What is asked ->
Without the pictures, copy the entries below word for word.

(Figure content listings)
________
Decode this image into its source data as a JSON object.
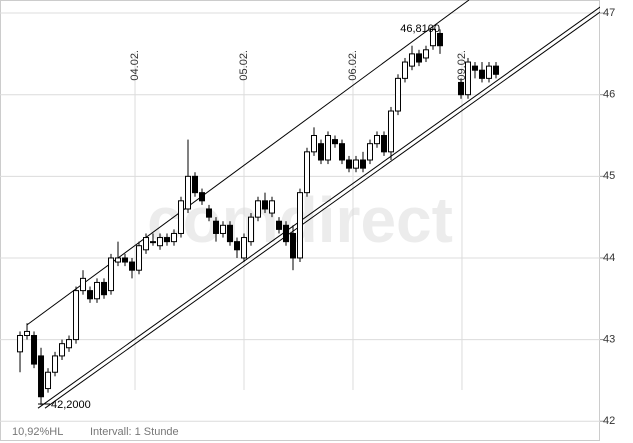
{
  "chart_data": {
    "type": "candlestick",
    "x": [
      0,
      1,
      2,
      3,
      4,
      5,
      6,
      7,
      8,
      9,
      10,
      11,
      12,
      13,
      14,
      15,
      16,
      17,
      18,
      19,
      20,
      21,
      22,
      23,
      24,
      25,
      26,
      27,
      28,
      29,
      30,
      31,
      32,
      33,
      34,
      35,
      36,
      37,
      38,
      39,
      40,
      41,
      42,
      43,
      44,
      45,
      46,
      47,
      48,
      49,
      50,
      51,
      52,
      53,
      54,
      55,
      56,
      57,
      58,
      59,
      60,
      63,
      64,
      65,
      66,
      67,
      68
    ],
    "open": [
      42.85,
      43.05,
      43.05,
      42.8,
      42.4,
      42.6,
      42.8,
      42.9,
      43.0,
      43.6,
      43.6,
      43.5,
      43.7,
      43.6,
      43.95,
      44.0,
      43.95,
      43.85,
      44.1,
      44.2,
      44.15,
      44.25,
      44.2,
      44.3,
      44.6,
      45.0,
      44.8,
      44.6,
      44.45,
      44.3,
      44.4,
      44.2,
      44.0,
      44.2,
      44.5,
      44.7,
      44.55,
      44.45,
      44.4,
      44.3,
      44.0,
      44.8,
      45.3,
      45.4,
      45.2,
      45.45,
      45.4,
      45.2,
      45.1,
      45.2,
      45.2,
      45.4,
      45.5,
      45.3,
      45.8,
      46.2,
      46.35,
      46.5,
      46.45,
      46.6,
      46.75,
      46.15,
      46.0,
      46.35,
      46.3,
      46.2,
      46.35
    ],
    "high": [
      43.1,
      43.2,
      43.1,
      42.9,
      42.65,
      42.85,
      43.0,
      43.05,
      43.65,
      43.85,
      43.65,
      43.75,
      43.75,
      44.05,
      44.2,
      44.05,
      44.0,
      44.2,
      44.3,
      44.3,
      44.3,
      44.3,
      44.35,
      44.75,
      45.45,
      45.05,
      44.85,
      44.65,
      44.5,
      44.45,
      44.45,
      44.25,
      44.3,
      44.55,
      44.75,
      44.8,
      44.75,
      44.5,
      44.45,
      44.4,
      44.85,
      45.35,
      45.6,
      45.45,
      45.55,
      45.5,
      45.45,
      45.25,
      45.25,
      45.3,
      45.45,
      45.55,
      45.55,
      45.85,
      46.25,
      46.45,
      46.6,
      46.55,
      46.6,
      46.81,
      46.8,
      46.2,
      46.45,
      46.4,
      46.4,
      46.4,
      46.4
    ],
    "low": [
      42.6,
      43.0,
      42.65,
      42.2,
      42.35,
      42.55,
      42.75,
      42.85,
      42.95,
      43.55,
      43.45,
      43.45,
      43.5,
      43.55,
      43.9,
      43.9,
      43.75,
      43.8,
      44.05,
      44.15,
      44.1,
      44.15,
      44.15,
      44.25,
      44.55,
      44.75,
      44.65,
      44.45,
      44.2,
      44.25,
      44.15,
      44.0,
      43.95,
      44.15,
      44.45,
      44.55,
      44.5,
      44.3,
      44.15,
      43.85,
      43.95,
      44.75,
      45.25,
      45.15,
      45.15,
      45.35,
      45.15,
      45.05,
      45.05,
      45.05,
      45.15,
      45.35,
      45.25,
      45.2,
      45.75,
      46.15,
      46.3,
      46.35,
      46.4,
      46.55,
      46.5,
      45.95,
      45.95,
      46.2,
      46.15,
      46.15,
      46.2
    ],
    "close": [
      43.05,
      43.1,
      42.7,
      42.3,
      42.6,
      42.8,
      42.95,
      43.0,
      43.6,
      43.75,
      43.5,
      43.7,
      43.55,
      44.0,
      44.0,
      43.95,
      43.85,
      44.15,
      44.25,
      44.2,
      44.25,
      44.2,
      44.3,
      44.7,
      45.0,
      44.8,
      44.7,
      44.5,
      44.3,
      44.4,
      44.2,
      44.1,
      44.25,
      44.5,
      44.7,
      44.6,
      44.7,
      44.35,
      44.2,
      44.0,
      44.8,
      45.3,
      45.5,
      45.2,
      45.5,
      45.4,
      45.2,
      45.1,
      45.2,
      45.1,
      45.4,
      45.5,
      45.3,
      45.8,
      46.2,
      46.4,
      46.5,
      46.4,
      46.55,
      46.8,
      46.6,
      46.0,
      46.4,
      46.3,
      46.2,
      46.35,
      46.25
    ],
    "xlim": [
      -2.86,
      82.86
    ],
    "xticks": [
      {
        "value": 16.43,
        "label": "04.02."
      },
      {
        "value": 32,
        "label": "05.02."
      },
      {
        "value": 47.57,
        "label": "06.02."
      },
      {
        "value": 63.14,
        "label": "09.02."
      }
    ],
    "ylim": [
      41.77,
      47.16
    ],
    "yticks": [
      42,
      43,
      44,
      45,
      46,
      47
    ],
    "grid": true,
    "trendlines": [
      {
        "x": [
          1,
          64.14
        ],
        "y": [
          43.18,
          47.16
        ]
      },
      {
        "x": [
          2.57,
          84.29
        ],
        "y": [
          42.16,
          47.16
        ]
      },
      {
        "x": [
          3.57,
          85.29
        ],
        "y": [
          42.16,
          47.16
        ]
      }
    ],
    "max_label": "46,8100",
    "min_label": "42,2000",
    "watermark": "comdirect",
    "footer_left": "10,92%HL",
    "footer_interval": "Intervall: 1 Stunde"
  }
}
________
Written answer ->
Decode this image into its source data as a JSON object.
{
  "chart_data": {
    "type": "candlestick",
    "x": [
      0,
      1,
      2,
      3,
      4,
      5,
      6,
      7,
      8,
      9,
      10,
      11,
      12,
      13,
      14,
      15,
      16,
      17,
      18,
      19,
      20,
      21,
      22,
      23,
      24,
      25,
      26,
      27,
      28,
      29,
      30,
      31,
      32,
      33,
      34,
      35,
      36,
      37,
      38,
      39,
      40,
      41,
      42,
      43,
      44,
      45,
      46,
      47,
      48,
      49,
      50,
      51,
      52,
      53,
      54,
      55,
      56,
      57,
      58,
      59,
      60,
      63,
      64,
      65,
      66,
      67,
      68
    ],
    "open": [
      42.85,
      43.05,
      43.05,
      42.8,
      42.4,
      42.6,
      42.8,
      42.9,
      43.0,
      43.6,
      43.6,
      43.5,
      43.7,
      43.6,
      43.95,
      44.0,
      43.95,
      43.85,
      44.1,
      44.2,
      44.15,
      44.25,
      44.2,
      44.3,
      44.6,
      45.0,
      44.8,
      44.6,
      44.45,
      44.3,
      44.4,
      44.2,
      44.0,
      44.2,
      44.5,
      44.7,
      44.55,
      44.45,
      44.4,
      44.3,
      44.0,
      44.8,
      45.3,
      45.4,
      45.2,
      45.45,
      45.4,
      45.2,
      45.1,
      45.2,
      45.2,
      45.4,
      45.5,
      45.3,
      45.8,
      46.2,
      46.35,
      46.5,
      46.45,
      46.6,
      46.75,
      46.15,
      46.0,
      46.35,
      46.3,
      46.2,
      46.35
    ],
    "high": [
      43.1,
      43.2,
      43.1,
      42.9,
      42.65,
      42.85,
      43.0,
      43.05,
      43.65,
      43.85,
      43.65,
      43.75,
      43.75,
      44.05,
      44.2,
      44.05,
      44.0,
      44.2,
      44.3,
      44.3,
      44.3,
      44.3,
      44.35,
      44.75,
      45.45,
      45.05,
      44.85,
      44.65,
      44.5,
      44.45,
      44.45,
      44.25,
      44.3,
      44.55,
      44.75,
      44.8,
      44.75,
      44.5,
      44.45,
      44.4,
      44.85,
      45.35,
      45.6,
      45.45,
      45.55,
      45.5,
      45.45,
      45.25,
      45.25,
      45.3,
      45.45,
      45.55,
      45.55,
      45.85,
      46.25,
      46.45,
      46.6,
      46.55,
      46.6,
      46.81,
      46.8,
      46.2,
      46.45,
      46.4,
      46.4,
      46.4,
      46.4
    ],
    "low": [
      42.6,
      43.0,
      42.65,
      42.2,
      42.35,
      42.55,
      42.75,
      42.85,
      42.95,
      43.55,
      43.45,
      43.45,
      43.5,
      43.55,
      43.9,
      43.9,
      43.75,
      43.8,
      44.05,
      44.15,
      44.1,
      44.15,
      44.15,
      44.25,
      44.55,
      44.75,
      44.65,
      44.45,
      44.2,
      44.25,
      44.15,
      44.0,
      43.95,
      44.15,
      44.45,
      44.55,
      44.5,
      44.3,
      44.15,
      43.85,
      43.95,
      44.75,
      45.25,
      45.15,
      45.15,
      45.35,
      45.15,
      45.05,
      45.05,
      45.05,
      45.15,
      45.35,
      45.25,
      45.2,
      45.75,
      46.15,
      46.3,
      46.35,
      46.4,
      46.55,
      46.5,
      45.95,
      45.95,
      46.2,
      46.15,
      46.15,
      46.2
    ],
    "close": [
      43.05,
      43.1,
      42.7,
      42.3,
      42.6,
      42.8,
      42.95,
      43.0,
      43.6,
      43.75,
      43.5,
      43.7,
      43.55,
      44.0,
      44.0,
      43.95,
      43.85,
      44.15,
      44.25,
      44.2,
      44.25,
      44.2,
      44.3,
      44.7,
      45.0,
      44.8,
      44.7,
      44.5,
      44.3,
      44.4,
      44.2,
      44.1,
      44.25,
      44.5,
      44.7,
      44.6,
      44.7,
      44.35,
      44.2,
      44.0,
      44.8,
      45.3,
      45.5,
      45.2,
      45.5,
      45.4,
      45.2,
      45.1,
      45.2,
      45.1,
      45.4,
      45.5,
      45.3,
      45.8,
      46.2,
      46.4,
      46.5,
      46.4,
      46.55,
      46.8,
      46.6,
      46.0,
      46.4,
      46.3,
      46.2,
      46.35,
      46.25
    ],
    "xlim": [
      -2.86,
      82.86
    ],
    "xticks": [
      {
        "value": 16.43,
        "label": "04.02."
      },
      {
        "value": 32,
        "label": "05.02."
      },
      {
        "value": 47.57,
        "label": "06.02."
      },
      {
        "value": 63.14,
        "label": "09.02."
      }
    ],
    "ylim": [
      41.77,
      47.16
    ],
    "yticks": [
      42,
      43,
      44,
      45,
      46,
      47
    ],
    "grid": true,
    "trendlines": [
      {
        "x": [
          1,
          64.14
        ],
        "y": [
          43.18,
          47.16
        ]
      },
      {
        "x": [
          2.57,
          84.29
        ],
        "y": [
          42.16,
          47.16
        ]
      },
      {
        "x": [
          3.57,
          85.29
        ],
        "y": [
          42.16,
          47.16
        ]
      }
    ],
    "max_label": "46,8100",
    "min_label": "42,2000",
    "watermark": "comdirect",
    "footer_left": "10,92%HL",
    "footer_interval": "Intervall: 1 Stunde"
  }
}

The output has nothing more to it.